Available data -
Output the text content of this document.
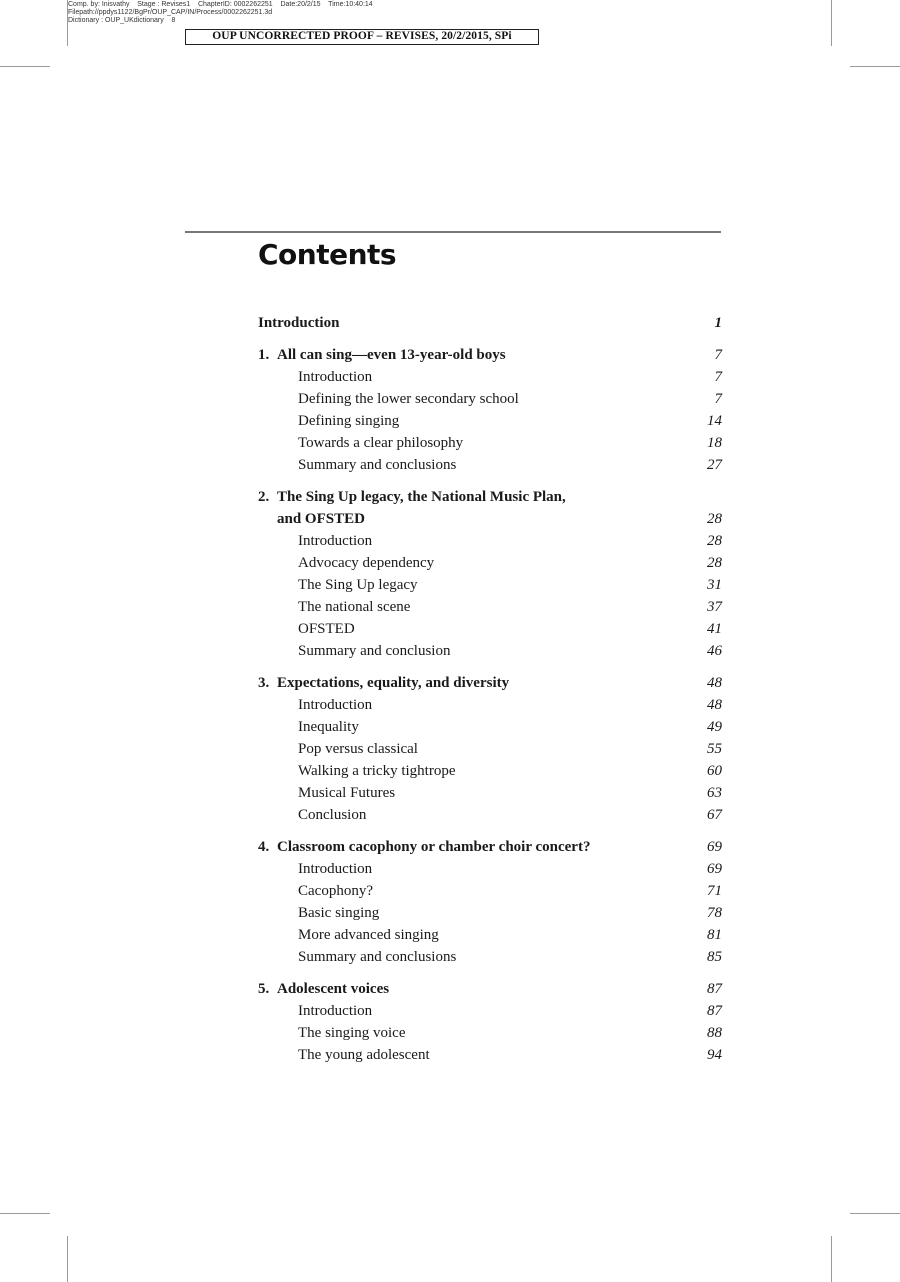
Comp. by: Inisvathy    Stage : Revises1    ChapterID: 0002262251    Date:20/2/15    Time:10:40:14
Filepath://ppdys1122/BgPr/OUP_CAP/IN/Process/0002262251.3d
Dictionary : OUP_UKdictionary    8
OUP UNCORRECTED PROOF – REVISES, 20/2/2015, SPi
Contents
Introduction	1
1. All can sing—even 13-year-old boys	7
Introduction	7
Defining the lower secondary school	7
Defining singing	14
Towards a clear philosophy	18
Summary and conclusions	27
2. The Sing Up legacy, the National Music Plan,
and OFSTED	28
Introduction	28
Advocacy dependency	28
The Sing Up legacy	31
The national scene	37
OFSTED	41
Summary and conclusion	46
3. Expectations, equality, and diversity	48
Introduction	48
Inequality	49
Pop versus classical	55
Walking a tricky tightrope	60
Musical Futures	63
Conclusion	67
4. Classroom cacophony or chamber choir concert?	69
Introduction	69
Cacophony?	71
Basic singing	78
More advanced singing	81
Summary and conclusions	85
5. Adolescent voices	87
Introduction	87
The singing voice	88
The young adolescent	94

What the task asks -
Copy out every line with the word "Introduction".

Solution to the problem -
Introduction	1
Introduction	7
Introduction	28
Introduction	48
Introduction	69
Introduction	87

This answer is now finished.